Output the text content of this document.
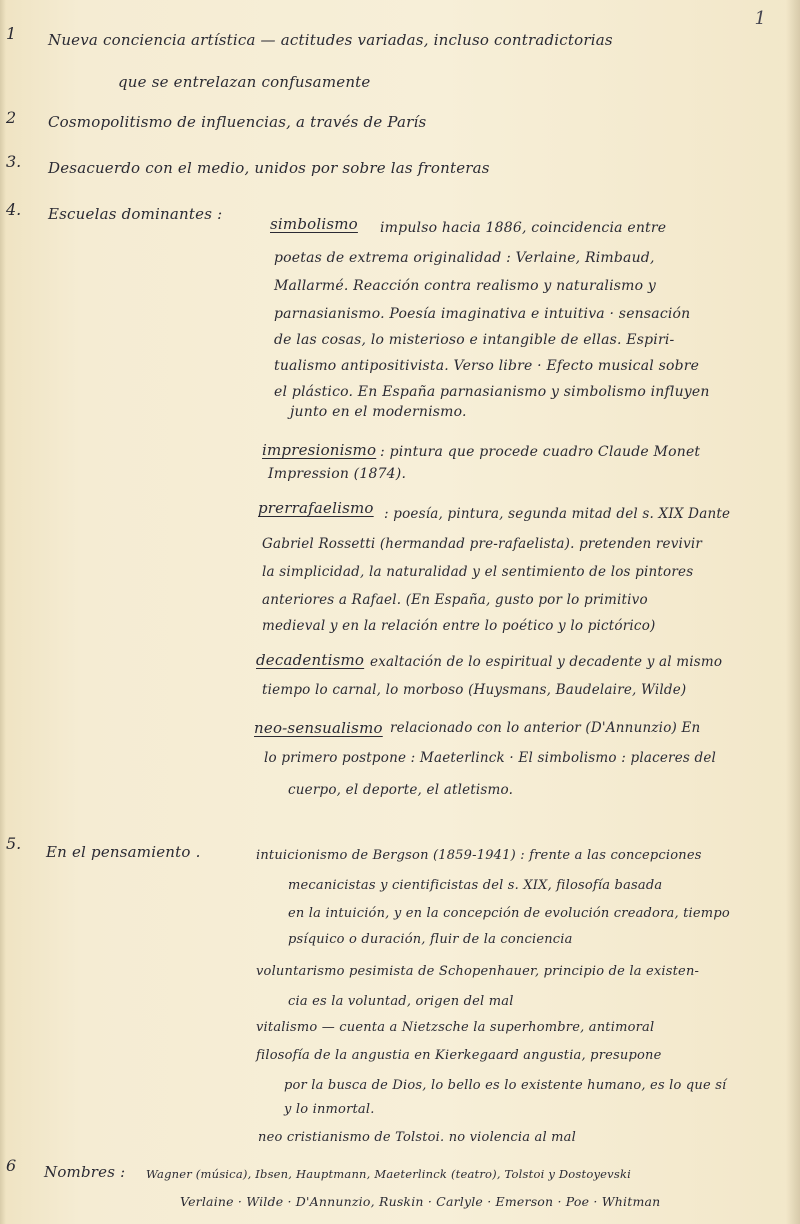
1
1	Nueva conciencia artística — actitudes variadas, incluso contradictorias
que se entrelazan confusamente
2	Cosmopolitismo de influencias, a través de París
3.	Desacuerdo con el medio, unidos por sobre las fronteras
4.	Escuelas dominantes :
simbolismo impulso hacia 1886, coincidencia entre
poetas de extrema originalidad : Verlaine, Rimbaud,
Mallarmé. Reacción contra realismo y naturalismo y
parnasianismo. Poesía imaginativa e intuitiva · sensación
de las cosas, lo misterioso e intangible de ellas. Espiri-
tualismo antipositivista. Verso libre · Efecto musical sobre
el plástico. En España parnasianismo y simbolismo influyen
junto en el modernismo.
impresionismo : pintura que procede cuadro Claude Monet
Impression (1874).
prerrafaelismo : poesía, pintura, segunda mitad del s. XIX Dante
Gabriel Rossetti (hermandad pre-rafaelista). pretenden revivir
la simplicidad, la naturalidad y el sentimiento de los pintores
anteriores a Rafael. (En España, gusto por lo primitivo
medieval y en la relación entre lo poético y lo pictórico)
decadentismo exaltación de lo espiritual y decadente y al mismo
tiempo lo carnal, lo morboso (Huysmans, Baudelaire, Wilde)
neo-sensualismo relacionado con lo anterior (D'Annunzio) En
lo primero postpone : Maeterlinck · El simbolismo : placeres del
cuerpo, el deporte, el atletismo.
5.	En el pensamiento .	intuicionismo de Bergson (1859-1941) : frente a las concepciones
mecanicistas y cientificistas del s. XIX, filosofía basada
en la intuición, y en la concepción de evolución creadora, tiempo
psíquico o duración, fluir de la conciencia
voluntarismo pesimista de Schopenhauer, principio de la existen-
cia es la voluntad, origen del mal
vitalismo — cuenta a Nietzsche la superhombre, antimoral
filosofía de la angustia en Kierkegaard angustia, presupone
por la busca de Dios, lo bello es lo existente humano, es lo que sí
y lo inmortal.
neo cristianismo de Tolstoi. no violencia al mal
6	Nombres : Wagner (música), Ibsen, Hauptmann, Maeterlinck (teatro), Tolstoi y Dostoyevski
Verlaine · Wilde · D'Annunzio, Ruskin · Carlyle · Emerson · Poe · Whitman
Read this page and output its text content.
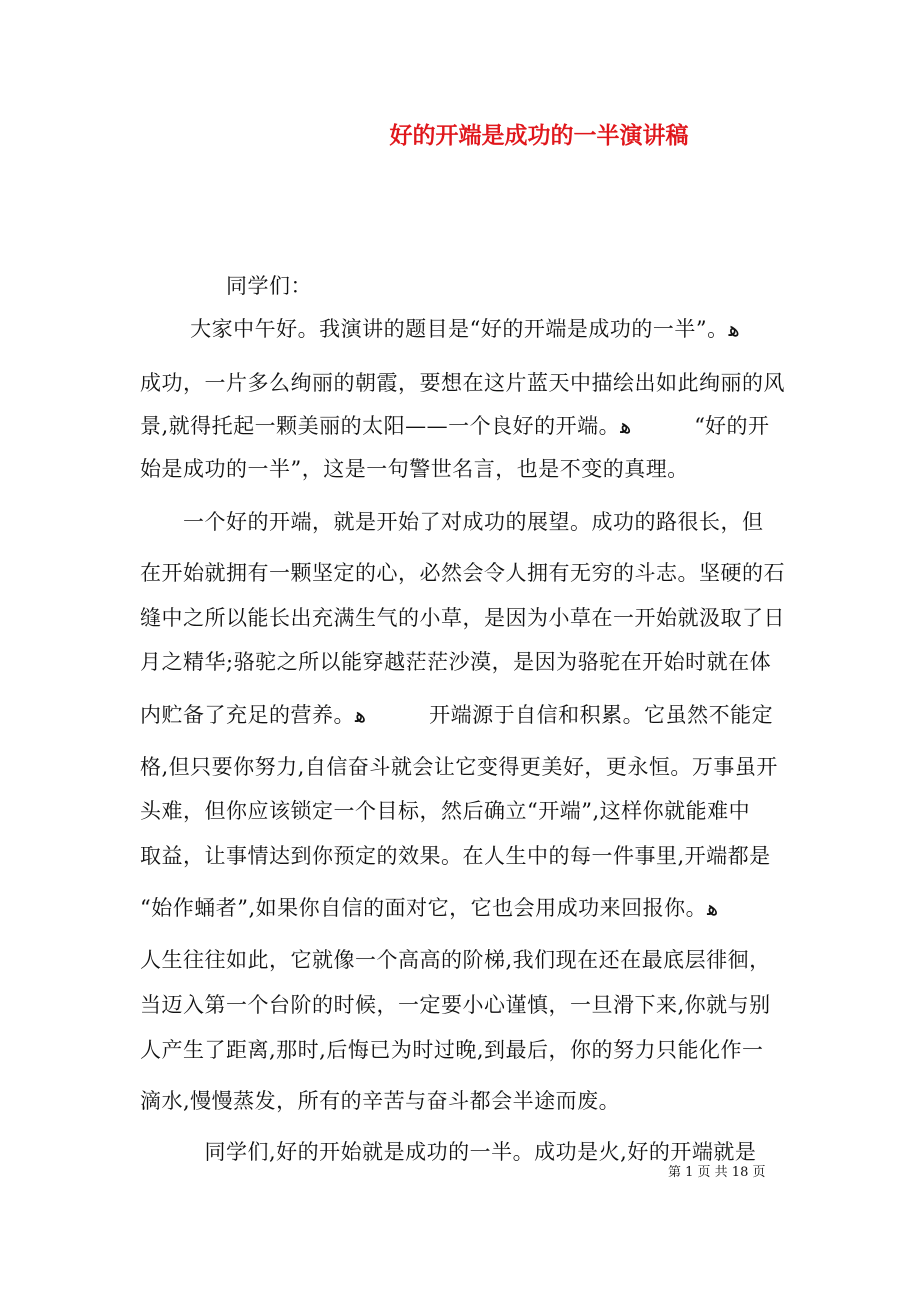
好的开端是成功的一半演讲稿
　　　　同学们：
　　 大家中午好。我演讲的题目是“好的开端是成功的一半”。ﻫ
成功，一片多么绚丽的朝霞，要想在这片蓝天中描绘出如此绚丽的风
景,就得托起一颗美丽的太阳——一个良好的开端。ﻫ　　　“好的开
始是成功的一半”，这是一句警世名言，也是不变的真理。
　　一个好的开端，就是开始了对成功的展望。成功的路很长，但
在开始就拥有一颗坚定的心，必然会令人拥有无穷的斗志。坚硬的石
缝中之所以能长出充满生气的小草，是因为小草在一开始就汲取了日
月之精华;骆驼之所以能穿越茫茫沙漠，是因为骆驼在开始时就在体
内贮备了充足的营养。ﻫ　　　开端源于自信和积累。它虽然不能定
格,但只要你努力,自信奋斗就会让它变得更美好，更永恒。万事虽开
头难，但你应该锁定一个目标，然后确立“开端”,这样你就能难中
取益，让事情达到你预定的效果。在人生中的每一件事里,开端都是
“始作蛹者”,如果你自信的面对它，它也会用成功来回报你。ﻫ
人生往往如此，它就像一个高高的阶梯,我们现在还在最底层徘徊，
当迈入第一个台阶的时候，一定要小心谨慎，一旦滑下来,你就与别
人产生了距离,那时,后悔已为时过晚,到最后，你的努力只能化作一
滴水,慢慢蒸发，所有的辛苦与奋斗都会半途而废。
　　　同学们,好的开始就是成功的一半。成功是火,好的开端就是
第 1 页 共 18 页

◆ **REQUIRED WORK**: Look through the entries and return every line where "Maeterlinck" appears.

◆ **SOLUTION BELOW**:
lo primero postpone : Maeterlinck · El simbolismo : placeres del
6	Nombres : Wagner (música), Ibsen, Hauptmann, Maeterlinck (teatro), Tolstoi y Dostoyevski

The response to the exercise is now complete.